Tally the lines that hold the string "background", and reply with the count alone.

>> BEGIN Task data

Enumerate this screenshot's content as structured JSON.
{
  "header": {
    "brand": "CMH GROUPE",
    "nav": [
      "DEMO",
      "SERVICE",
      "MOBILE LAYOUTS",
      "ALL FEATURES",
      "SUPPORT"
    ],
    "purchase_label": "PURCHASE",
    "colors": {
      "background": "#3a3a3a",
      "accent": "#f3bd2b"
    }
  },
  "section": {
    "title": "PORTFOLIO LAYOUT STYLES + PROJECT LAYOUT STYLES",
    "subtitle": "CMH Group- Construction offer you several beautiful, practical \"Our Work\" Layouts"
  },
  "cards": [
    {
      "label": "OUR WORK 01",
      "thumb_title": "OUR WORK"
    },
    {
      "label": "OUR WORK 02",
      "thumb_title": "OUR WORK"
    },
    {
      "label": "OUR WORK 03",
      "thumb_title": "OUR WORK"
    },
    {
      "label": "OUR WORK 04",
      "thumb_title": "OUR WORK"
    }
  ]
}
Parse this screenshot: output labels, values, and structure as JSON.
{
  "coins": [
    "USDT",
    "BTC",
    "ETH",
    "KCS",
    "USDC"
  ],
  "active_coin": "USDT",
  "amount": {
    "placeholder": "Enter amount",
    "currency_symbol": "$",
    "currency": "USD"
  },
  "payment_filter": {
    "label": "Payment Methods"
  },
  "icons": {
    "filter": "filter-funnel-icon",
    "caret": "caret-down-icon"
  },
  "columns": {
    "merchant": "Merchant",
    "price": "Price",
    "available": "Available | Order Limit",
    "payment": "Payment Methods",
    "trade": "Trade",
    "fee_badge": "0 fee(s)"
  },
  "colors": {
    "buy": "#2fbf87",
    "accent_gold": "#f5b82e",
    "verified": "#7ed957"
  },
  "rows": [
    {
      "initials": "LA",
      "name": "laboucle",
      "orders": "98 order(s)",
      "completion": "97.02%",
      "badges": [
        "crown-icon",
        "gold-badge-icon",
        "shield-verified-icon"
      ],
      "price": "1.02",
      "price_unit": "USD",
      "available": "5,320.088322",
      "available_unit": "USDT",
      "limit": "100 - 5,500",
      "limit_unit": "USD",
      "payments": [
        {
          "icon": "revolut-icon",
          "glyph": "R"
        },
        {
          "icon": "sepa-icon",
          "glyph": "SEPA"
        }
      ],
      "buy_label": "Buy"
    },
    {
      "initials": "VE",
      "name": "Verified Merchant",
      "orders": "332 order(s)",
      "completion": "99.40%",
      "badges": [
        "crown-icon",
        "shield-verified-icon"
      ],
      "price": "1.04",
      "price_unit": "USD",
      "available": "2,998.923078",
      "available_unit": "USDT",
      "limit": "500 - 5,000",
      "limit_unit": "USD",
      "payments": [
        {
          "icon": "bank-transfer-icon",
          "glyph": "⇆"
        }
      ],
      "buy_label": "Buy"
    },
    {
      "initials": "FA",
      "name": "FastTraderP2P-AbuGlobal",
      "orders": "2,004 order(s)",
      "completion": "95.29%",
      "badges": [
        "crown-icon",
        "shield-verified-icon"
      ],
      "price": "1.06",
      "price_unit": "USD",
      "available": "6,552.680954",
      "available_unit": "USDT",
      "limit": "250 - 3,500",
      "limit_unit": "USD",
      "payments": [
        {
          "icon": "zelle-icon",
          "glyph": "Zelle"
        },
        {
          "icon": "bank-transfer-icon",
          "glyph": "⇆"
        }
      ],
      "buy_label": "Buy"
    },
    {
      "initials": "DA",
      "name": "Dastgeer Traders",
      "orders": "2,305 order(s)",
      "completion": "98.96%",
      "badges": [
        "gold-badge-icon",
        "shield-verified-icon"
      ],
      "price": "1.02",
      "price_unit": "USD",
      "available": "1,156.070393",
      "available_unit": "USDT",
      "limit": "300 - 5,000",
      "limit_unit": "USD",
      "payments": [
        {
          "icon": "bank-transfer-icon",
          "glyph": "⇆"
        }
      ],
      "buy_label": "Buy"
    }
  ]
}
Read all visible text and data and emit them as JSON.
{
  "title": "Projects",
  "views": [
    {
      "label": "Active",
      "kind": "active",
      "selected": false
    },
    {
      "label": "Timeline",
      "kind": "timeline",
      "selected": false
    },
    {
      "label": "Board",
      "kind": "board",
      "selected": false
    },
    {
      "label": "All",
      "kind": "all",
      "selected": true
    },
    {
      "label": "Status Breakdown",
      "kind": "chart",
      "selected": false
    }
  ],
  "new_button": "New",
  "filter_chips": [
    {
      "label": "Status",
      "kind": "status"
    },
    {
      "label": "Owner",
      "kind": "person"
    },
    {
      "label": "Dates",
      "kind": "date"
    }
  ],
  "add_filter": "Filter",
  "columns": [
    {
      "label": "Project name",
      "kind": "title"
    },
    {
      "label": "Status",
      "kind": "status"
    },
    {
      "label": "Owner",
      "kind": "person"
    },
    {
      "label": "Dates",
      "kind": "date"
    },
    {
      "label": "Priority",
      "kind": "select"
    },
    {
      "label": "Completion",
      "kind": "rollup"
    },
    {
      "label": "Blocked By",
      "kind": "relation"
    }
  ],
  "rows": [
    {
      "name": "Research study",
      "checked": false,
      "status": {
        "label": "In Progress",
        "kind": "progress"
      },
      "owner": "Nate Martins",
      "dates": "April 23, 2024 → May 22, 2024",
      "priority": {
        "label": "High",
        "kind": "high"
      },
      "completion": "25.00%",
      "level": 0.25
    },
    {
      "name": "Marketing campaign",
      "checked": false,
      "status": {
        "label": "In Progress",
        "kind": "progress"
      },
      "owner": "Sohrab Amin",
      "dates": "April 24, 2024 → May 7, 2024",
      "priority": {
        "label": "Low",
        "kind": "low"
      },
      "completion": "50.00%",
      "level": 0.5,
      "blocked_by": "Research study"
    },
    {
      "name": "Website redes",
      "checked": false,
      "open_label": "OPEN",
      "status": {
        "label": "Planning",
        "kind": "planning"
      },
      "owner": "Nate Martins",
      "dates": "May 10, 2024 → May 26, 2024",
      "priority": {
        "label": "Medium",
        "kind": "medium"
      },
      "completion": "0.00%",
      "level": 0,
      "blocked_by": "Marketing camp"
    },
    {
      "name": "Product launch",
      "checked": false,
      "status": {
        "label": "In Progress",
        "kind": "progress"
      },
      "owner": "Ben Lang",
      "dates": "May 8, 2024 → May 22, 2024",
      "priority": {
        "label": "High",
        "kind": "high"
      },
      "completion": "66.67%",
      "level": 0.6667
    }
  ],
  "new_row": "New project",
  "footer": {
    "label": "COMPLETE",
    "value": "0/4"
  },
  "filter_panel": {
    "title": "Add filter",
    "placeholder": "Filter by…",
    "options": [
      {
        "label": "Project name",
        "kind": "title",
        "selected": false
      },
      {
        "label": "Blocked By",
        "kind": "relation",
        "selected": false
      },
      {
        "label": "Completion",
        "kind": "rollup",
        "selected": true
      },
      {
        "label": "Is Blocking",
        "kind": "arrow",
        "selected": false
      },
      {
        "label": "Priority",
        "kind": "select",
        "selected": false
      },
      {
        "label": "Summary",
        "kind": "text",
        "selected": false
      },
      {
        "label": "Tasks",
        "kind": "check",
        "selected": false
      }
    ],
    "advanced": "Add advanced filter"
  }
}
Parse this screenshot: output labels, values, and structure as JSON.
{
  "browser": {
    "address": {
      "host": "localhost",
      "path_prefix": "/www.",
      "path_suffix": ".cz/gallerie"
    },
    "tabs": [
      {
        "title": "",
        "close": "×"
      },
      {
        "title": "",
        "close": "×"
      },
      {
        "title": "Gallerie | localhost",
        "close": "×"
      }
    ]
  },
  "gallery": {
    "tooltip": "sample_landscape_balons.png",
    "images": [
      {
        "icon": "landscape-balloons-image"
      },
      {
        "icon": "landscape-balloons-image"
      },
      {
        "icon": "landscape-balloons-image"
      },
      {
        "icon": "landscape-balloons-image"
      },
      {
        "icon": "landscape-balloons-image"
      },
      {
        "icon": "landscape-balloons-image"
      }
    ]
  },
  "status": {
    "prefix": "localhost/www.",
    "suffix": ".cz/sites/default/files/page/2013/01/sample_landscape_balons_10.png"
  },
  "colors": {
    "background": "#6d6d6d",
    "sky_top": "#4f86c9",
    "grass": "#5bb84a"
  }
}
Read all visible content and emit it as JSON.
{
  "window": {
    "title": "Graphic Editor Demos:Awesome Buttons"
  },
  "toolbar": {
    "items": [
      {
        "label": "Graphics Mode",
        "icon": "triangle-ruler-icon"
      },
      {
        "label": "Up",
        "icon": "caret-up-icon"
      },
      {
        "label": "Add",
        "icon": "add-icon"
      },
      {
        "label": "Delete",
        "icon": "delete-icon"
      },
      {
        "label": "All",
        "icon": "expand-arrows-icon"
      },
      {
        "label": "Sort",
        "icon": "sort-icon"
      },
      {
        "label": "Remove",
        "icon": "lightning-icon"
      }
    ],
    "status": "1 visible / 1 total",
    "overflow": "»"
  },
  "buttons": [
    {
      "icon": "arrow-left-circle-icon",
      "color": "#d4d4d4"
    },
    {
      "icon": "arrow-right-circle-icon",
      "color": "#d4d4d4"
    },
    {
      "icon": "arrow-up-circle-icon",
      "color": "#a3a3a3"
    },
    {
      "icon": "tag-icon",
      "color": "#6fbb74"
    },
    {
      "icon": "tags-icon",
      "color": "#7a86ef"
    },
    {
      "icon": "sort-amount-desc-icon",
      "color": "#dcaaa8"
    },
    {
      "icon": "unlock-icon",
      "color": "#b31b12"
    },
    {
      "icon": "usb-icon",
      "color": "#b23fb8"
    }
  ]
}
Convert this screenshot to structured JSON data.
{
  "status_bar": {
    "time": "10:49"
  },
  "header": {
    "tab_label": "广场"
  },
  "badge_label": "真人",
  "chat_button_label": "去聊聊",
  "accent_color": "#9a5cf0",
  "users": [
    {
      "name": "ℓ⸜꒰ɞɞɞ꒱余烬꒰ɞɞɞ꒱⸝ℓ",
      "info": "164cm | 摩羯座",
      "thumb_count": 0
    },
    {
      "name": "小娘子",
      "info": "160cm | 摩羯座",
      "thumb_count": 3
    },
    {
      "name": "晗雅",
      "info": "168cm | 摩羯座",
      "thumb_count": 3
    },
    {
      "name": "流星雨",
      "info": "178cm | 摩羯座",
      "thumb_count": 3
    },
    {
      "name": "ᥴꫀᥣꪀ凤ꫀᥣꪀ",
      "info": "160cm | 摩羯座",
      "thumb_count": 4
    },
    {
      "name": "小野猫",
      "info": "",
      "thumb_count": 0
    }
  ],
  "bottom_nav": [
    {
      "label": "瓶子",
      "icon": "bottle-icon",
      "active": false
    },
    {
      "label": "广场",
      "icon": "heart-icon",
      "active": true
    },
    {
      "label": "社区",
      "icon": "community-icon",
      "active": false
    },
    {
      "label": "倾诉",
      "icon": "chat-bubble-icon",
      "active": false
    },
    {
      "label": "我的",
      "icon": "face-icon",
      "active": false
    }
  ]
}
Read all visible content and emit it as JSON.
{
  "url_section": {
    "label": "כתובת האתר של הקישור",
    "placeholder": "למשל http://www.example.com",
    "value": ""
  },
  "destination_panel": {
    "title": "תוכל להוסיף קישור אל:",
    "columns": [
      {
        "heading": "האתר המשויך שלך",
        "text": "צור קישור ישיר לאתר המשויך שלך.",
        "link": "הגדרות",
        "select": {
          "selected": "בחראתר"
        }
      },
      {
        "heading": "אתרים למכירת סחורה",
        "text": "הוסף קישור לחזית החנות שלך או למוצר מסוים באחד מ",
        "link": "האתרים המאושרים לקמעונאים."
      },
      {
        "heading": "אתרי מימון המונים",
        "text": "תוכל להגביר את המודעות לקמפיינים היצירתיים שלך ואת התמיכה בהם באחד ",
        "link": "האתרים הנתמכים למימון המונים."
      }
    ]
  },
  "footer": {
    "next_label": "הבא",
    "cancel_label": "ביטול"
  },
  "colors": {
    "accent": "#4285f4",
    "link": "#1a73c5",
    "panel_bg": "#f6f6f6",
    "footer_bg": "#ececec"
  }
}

>> END Task data

» Expected answer:
2